The problem.
Your answer must be an exact transcription of every entry.

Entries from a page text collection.
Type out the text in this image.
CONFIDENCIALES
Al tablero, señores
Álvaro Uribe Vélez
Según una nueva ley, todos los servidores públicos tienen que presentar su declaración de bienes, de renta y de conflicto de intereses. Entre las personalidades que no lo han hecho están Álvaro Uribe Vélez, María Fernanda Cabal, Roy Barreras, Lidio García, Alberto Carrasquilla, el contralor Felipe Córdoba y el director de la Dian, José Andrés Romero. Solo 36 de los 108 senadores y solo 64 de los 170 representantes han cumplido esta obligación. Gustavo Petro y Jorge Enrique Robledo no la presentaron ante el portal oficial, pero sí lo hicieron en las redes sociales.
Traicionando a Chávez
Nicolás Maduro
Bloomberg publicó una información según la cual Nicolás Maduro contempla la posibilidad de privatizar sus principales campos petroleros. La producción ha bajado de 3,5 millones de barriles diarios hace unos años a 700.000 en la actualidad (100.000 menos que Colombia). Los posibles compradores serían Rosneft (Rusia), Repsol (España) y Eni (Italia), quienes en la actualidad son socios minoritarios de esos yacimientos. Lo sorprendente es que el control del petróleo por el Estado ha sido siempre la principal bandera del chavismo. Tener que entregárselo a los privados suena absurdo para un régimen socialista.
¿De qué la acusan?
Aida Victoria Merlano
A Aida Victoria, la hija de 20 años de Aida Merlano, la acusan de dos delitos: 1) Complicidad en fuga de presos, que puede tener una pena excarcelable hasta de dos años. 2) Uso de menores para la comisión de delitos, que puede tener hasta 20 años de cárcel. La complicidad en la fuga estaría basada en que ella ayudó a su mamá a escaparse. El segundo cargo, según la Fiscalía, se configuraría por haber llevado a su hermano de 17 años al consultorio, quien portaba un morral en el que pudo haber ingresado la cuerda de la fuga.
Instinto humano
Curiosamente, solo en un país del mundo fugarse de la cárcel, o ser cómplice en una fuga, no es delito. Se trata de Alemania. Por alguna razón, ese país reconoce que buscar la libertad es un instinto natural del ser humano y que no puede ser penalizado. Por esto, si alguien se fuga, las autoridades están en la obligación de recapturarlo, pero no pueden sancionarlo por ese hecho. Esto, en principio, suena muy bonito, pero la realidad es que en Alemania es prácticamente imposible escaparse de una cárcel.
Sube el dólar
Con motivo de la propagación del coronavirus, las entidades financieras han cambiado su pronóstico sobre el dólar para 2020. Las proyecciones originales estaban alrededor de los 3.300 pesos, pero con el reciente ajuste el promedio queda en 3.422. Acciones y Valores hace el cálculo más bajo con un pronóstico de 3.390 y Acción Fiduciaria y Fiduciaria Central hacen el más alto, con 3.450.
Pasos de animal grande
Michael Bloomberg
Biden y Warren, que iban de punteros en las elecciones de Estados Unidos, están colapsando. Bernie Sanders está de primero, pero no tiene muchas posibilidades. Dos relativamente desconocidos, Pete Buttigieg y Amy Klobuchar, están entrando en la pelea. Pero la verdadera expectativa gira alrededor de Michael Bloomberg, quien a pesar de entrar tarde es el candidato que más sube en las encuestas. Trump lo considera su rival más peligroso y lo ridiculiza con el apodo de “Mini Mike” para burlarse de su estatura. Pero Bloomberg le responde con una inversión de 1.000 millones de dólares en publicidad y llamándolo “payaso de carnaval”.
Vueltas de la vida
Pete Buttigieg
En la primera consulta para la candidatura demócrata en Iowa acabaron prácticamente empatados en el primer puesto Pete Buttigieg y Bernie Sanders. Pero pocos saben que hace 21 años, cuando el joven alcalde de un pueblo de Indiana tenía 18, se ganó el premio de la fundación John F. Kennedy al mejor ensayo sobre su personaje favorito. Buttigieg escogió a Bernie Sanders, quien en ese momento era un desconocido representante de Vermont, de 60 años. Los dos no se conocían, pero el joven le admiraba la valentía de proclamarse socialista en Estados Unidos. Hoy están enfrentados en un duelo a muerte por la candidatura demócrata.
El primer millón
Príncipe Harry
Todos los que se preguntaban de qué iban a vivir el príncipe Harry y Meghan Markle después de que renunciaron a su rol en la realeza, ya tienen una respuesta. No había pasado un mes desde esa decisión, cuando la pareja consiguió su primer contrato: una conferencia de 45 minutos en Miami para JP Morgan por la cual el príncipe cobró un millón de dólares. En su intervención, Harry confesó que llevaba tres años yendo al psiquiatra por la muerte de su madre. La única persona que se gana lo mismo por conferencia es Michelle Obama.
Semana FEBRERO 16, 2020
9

Answer to the exercise.
Type out the text in this image.
CONFIDENCIALES
Al tablero, señores
Álvaro Uribe Vélez
Según una nueva ley, todos los servidores públicos tienen que presentar su declaración de bienes, de renta y de conflicto de intereses. Entre las personalidades que no lo han hecho están Álvaro Uribe Vélez, María Fernanda Cabal, Roy Barreras, Lidio García, Alberto Carrasquilla, el contralor Felipe Córdoba y el director de la Dian, José Andrés Romero. Solo 36 de los 108 senadores y solo 64 de los 170 representantes han cumplido esta obligación. Gustavo Petro y Jorge Enrique Robledo no la presentaron ante el portal oficial, pero sí lo hicieron en las redes sociales.
Traicionando a Chávez
Nicolás Maduro
Bloomberg publicó una información según la cual Nicolás Maduro contempla la posibilidad de privatizar sus principales campos petroleros. La producción ha bajado de 3,5 millones de barriles diarios hace unos años a 700.000 en la actualidad (100.000 menos que Colombia). Los posibles compradores serían Rosneft (Rusia), Repsol (España) y Eni (Italia), quienes en la actualidad son socios minoritarios de esos yacimientos. Lo sorprendente es que el control del petróleo por el Estado ha sido siempre la principal bandera del chavismo. Tener que entregárselo a los privados suena absurdo para un régimen socialista.
¿De qué la acusan?
Aida Victoria Merlano
A Aida Victoria, la hija de 20 años de Aida Merlano, la acusan de dos delitos: 1) Complicidad en fuga de presos, que puede tener una pena excarcelable hasta de dos años. 2) Uso de menores para la comisión de delitos, que puede tener hasta 20 años de cárcel. La complicidad en la fuga estaría basada en que ella ayudó a su mamá a escaparse. El segundo cargo, según la Fiscalía, se configuraría por haber llevado a su hermano de 17 años al consultorio, quien portaba un morral en el que pudo haber ingresado la cuerda de la fuga.
Instinto humano
Curiosamente, solo en un país del mundo fugarse de la cárcel, o ser cómplice en una fuga, no es delito. Se trata de Alemania. Por alguna razón, ese país reconoce que buscar la libertad es un instinto natural del ser humano y que no puede ser penalizado. Por esto, si alguien se fuga, las autoridades están en la obligación de recapturarlo, pero no pueden sancionarlo por ese hecho. Esto, en principio, suena muy bonito, pero la realidad es que en Alemania es prácticamente imposible escaparse de una cárcel.
Sube el dólar
Con motivo de la propagación del coronavirus, las entidades financieras han cambiado su pronóstico sobre el dólar para 2020. Las proyecciones originales estaban alrededor de los 3.300 pesos, pero con el reciente ajuste el promedio queda en 3.422. Acciones y Valores hace el cálculo más bajo con un pronóstico de 3.390 y Acción Fiduciaria y Fiduciaria Central hacen el más alto, con 3.450.
Pasos de animal grande
Michael Bloomberg
Biden y Warren, que iban de punteros en las elecciones de Estados Unidos, están colapsando. Bernie Sanders está de primero, pero no tiene muchas posibilidades. Dos relativamente desconocidos, Pete Buttigieg y Amy Klobuchar, están entrando en la pelea. Pero la verdadera expectativa gira alrededor de Michael Bloomberg, quien a pesar de entrar tarde es el candidato que más sube en las encuestas. Trump lo considera su rival más peligroso y lo ridiculiza con el apodo de “Mini Mike” para burlarse de su estatura. Pero Bloomberg le responde con una inversión de 1.000 millones de dólares en publicidad y llamándolo “payaso de carnaval”.
Vueltas de la vida
Pete Buttigieg
En la primera consulta para la candidatura demócrata en Iowa acabaron prácticamente empatados en el primer puesto Pete Buttigieg y Bernie Sanders. Pero pocos saben que hace 21 años, cuando el joven alcalde de un pueblo de Indiana tenía 18, se ganó el premio de la fundación John F. Kennedy al mejor ensayo sobre su personaje favorito. Buttigieg escogió a Bernie Sanders, quien en ese momento era un desconocido representante de Vermont, de 60 años. Los dos no se conocían, pero el joven le admiraba la valentía de proclamarse socialista en Estados Unidos. Hoy están enfrentados en un duelo a muerte por la candidatura demócrata.
El primer millón
Príncipe Harry
Todos los que se preguntaban de qué iban a vivir el príncipe Harry y Meghan Markle después de que renunciaron a su rol en la realeza, ya tienen una respuesta. No había pasado un mes desde esa decisión, cuando la pareja consiguió su primer contrato: una conferencia de 45 minutos en Miami para JP Morgan por la cual el príncipe cobró un millón de dólares. En su intervención, Harry confesó que llevaba tres años yendo al psiquiatra por la muerte de su madre. La única persona que se gana lo mismo por conferencia es Michelle Obama.
Semana FEBRERO 16, 2020
9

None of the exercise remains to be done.